**Given problem**
Wherever the string "trend" shows up in a line, count that line. Give the total alone.

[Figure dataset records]
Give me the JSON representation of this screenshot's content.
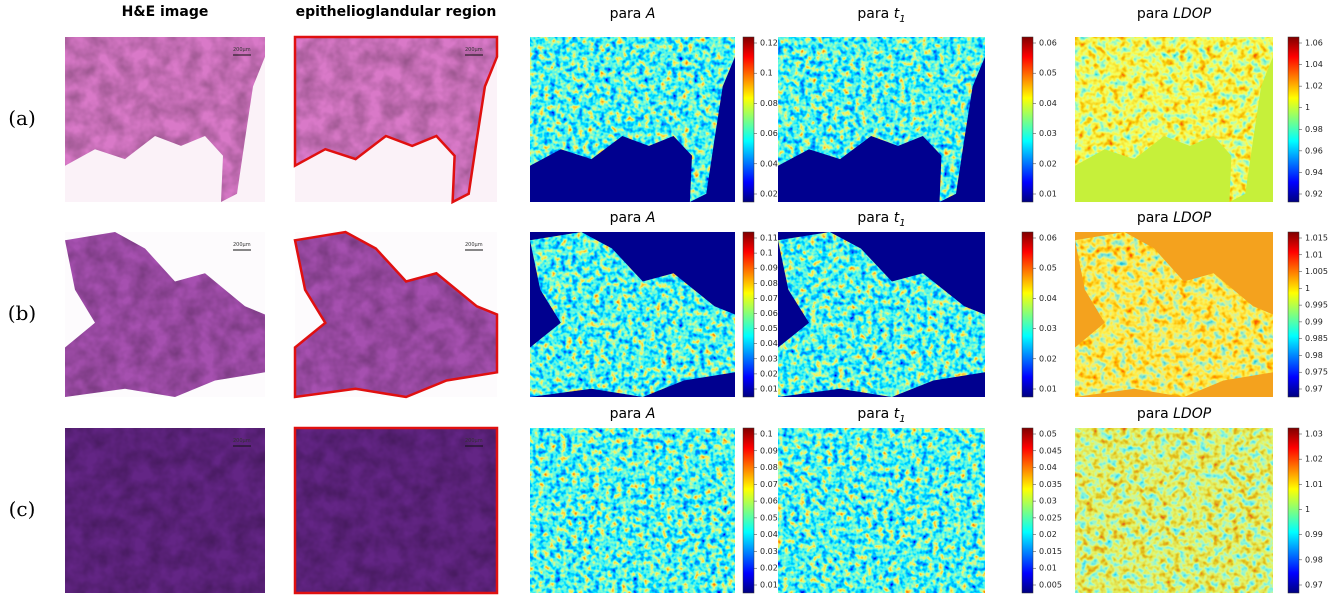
{
  "column_headers": [
    "H&E image",
    "epithelioglandular region"
  ],
  "rows": [
    {
      "label": "(a)",
      "scale_bar": "200μm",
      "panels": [
        {
          "title": "para",
          "param": "A",
          "ticks": [
            "0.12",
            "0.1",
            "0.08",
            "0.06",
            "0.04",
            "0.02"
          ]
        },
        {
          "title": "para",
          "param": "t",
          "sub": "1",
          "ticks": [
            "0.06",
            "0.05",
            "0.04",
            "0.03",
            "0.02",
            "0.01"
          ]
        },
        {
          "title": "para",
          "param": "LDOP",
          "ticks": [
            "1.06",
            "1.04",
            "1.02",
            "1",
            "0.98",
            "0.96",
            "0.94",
            "0.92"
          ]
        }
      ]
    },
    {
      "label": "(b)",
      "scale_bar": "200μm",
      "panels": [
        {
          "title": "para",
          "param": "A",
          "ticks": [
            "0.11",
            "0.1",
            "0.09",
            "0.08",
            "0.07",
            "0.06",
            "0.05",
            "0.04",
            "0.03",
            "0.02",
            "0.01"
          ]
        },
        {
          "title": "para",
          "param": "t",
          "sub": "1",
          "ticks": [
            "0.06",
            "0.05",
            "0.04",
            "0.03",
            "0.02",
            "0.01"
          ]
        },
        {
          "title": "para",
          "param": "LDOP",
          "ticks": [
            "1.015",
            "1.01",
            "1.005",
            "1",
            "0.995",
            "0.99",
            "0.985",
            "0.98",
            "0.975",
            "0.97"
          ]
        }
      ]
    },
    {
      "label": "(c)",
      "scale_bar": "200μm",
      "panels": [
        {
          "title": "para",
          "param": "A",
          "ticks": [
            "0.1",
            "0.09",
            "0.08",
            "0.07",
            "0.06",
            "0.05",
            "0.04",
            "0.03",
            "0.02",
            "0.01"
          ]
        },
        {
          "title": "para",
          "param": "t",
          "sub": "1",
          "ticks": [
            "0.05",
            "0.045",
            "0.04",
            "0.035",
            "0.03",
            "0.025",
            "0.02",
            "0.015",
            "0.01",
            "0.005"
          ]
        },
        {
          "title": "para",
          "param": "LDOP",
          "ticks": [
            "1.03",
            "1.02",
            "1.01",
            "1",
            "0.99",
            "0.98",
            "0.97"
          ]
        }
      ]
    }
  ]
}
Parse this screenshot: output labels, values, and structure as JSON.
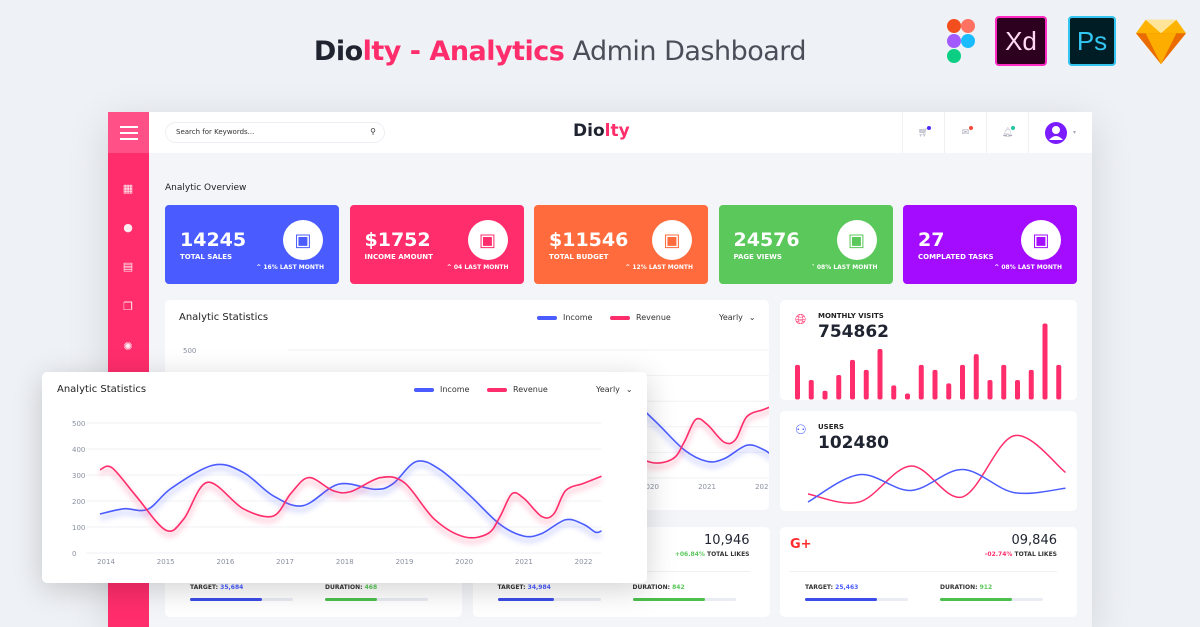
{
  "hero": {
    "brand_a": "Dio",
    "brand_b": "lty",
    "dash": " - ",
    "accent": "Analytics",
    "rest": " Admin Dashboard"
  },
  "tools": [
    {
      "name": "figma-icon",
      "label": ""
    },
    {
      "name": "adobe-xd-icon",
      "label": "Xd"
    },
    {
      "name": "photoshop-icon",
      "label": "Ps"
    },
    {
      "name": "sketch-icon",
      "label": ""
    }
  ],
  "topbar": {
    "search_placeholder": "Search for Keywords...",
    "logo_a": "Dio",
    "logo_b": "lty"
  },
  "overview_title": "Analytic Overview",
  "cards": [
    {
      "value": "14245",
      "label": "TOTAL SALES",
      "trend": "^  16% LAST MONTH",
      "color": "#4a5cff",
      "icon": "money-stack-icon"
    },
    {
      "value": "$1752",
      "label": "INCOME AMOUNT",
      "trend": "^  04 LAST MONTH",
      "color": "#ff2d6b",
      "icon": "growth-chart-icon"
    },
    {
      "value": "$11546",
      "label": "TOTAL BUDGET",
      "trend": "^  12% LAST MONTH",
      "color": "#ff6b3d",
      "icon": "package-icon"
    },
    {
      "value": "24576",
      "label": "PAGE VIEWS",
      "trend": "˅  08% LAST MONTH",
      "color": "#5ac85a",
      "icon": "checklist-icon"
    },
    {
      "value": "27",
      "label": "COMPLATED TASKS",
      "trend": "^  08% LAST MONTH",
      "color": "#a30cff",
      "icon": "task-board-icon"
    }
  ],
  "colors": {
    "brand": "#ff2d6b",
    "income": "#4a5cff",
    "revenue": "#ff2d6b",
    "green": "#5ac85a"
  },
  "chart_data": [
    {
      "type": "line",
      "title": "Analytic Statistics",
      "period": "Yearly",
      "x_ticks": [
        "2014",
        "2015",
        "2016",
        "2017",
        "2018",
        "2019",
        "2020",
        "2021",
        "2022"
      ],
      "y_ticks": [
        "0",
        "100",
        "200",
        "300",
        "400",
        "500"
      ],
      "ylim": [
        0,
        500
      ],
      "grid": true,
      "legend": "top-right",
      "series": [
        {
          "name": "Income",
          "color": "#4a5cff",
          "points": [
            [
              2013.9,
              150
            ],
            [
              2014.3,
              170
            ],
            [
              2014.7,
              168
            ],
            [
              2015.1,
              250
            ],
            [
              2015.8,
              338
            ],
            [
              2016.3,
              310
            ],
            [
              2016.8,
              220
            ],
            [
              2017.3,
              182
            ],
            [
              2017.9,
              265
            ],
            [
              2018.5,
              245
            ],
            [
              2018.8,
              265
            ],
            [
              2019.2,
              352
            ],
            [
              2019.6,
              320
            ],
            [
              2020.1,
              220
            ],
            [
              2020.6,
              110
            ],
            [
              2021.0,
              65
            ],
            [
              2021.3,
              75
            ],
            [
              2021.7,
              128
            ],
            [
              2022.0,
              110
            ],
            [
              2022.2,
              80
            ],
            [
              2022.3,
              85
            ]
          ]
        },
        {
          "name": "Revenue",
          "color": "#ff2d6b",
          "points": [
            [
              2013.9,
              320
            ],
            [
              2014.1,
              328
            ],
            [
              2014.5,
              220
            ],
            [
              2015.0,
              88
            ],
            [
              2015.3,
              130
            ],
            [
              2015.7,
              272
            ],
            [
              2016.3,
              170
            ],
            [
              2016.8,
              142
            ],
            [
              2017.1,
              230
            ],
            [
              2017.4,
              290
            ],
            [
              2017.8,
              240
            ],
            [
              2018.1,
              236
            ],
            [
              2018.6,
              290
            ],
            [
              2019.0,
              270
            ],
            [
              2019.5,
              130
            ],
            [
              2020.0,
              62
            ],
            [
              2020.4,
              75
            ],
            [
              2020.6,
              140
            ],
            [
              2020.8,
              228
            ],
            [
              2021.0,
              210
            ],
            [
              2021.3,
              140
            ],
            [
              2021.5,
              150
            ],
            [
              2021.7,
              240
            ],
            [
              2022.0,
              268
            ],
            [
              2022.3,
              295
            ]
          ]
        }
      ]
    },
    {
      "type": "bar",
      "title": "MONTHLY VISITS",
      "total": "754862",
      "values": [
        103,
        58,
        26,
        73,
        118,
        88,
        150,
        42,
        18,
        103,
        88,
        48,
        103,
        135,
        58,
        103,
        58,
        88,
        226,
        103
      ]
    },
    {
      "type": "line",
      "title": "USERS",
      "total": "102480",
      "series": [
        {
          "color": "#ff2d6b",
          "points": [
            [
              0,
              18
            ],
            [
              1,
              7
            ],
            [
              2,
              57
            ],
            [
              3,
              14
            ],
            [
              4,
              99
            ],
            [
              5,
              48
            ]
          ]
        },
        {
          "color": "#4a5cff",
          "points": [
            [
              0,
              7
            ],
            [
              1,
              45
            ],
            [
              2,
              23
            ],
            [
              3,
              52
            ],
            [
              4,
              20
            ],
            [
              5,
              26
            ]
          ]
        }
      ]
    }
  ],
  "social": [
    {
      "value": "",
      "change": "",
      "likes": "",
      "target_label": "TARGET:",
      "target": "35,684",
      "target_pct": 70,
      "duration_label": "DURATION:",
      "duration": "468",
      "duration_pct": 50
    },
    {
      "value": "10,946",
      "change": "+06.84%",
      "change_color": "#5ac85a",
      "likes": "TOTAL LIKES",
      "target_label": "TARGET:",
      "target": "34,984",
      "target_pct": 55,
      "duration_label": "DURATION:",
      "duration": "842",
      "duration_pct": 70
    },
    {
      "icon": "G+",
      "value": "09,846",
      "change": "-02.74%",
      "change_color": "#ff2d6b",
      "likes": "TOTAL LIKES",
      "target_label": "TARGET:",
      "target": "25,463",
      "target_pct": 70,
      "duration_label": "DURATION:",
      "duration": "912",
      "duration_pct": 70
    }
  ]
}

**Exercise output**
5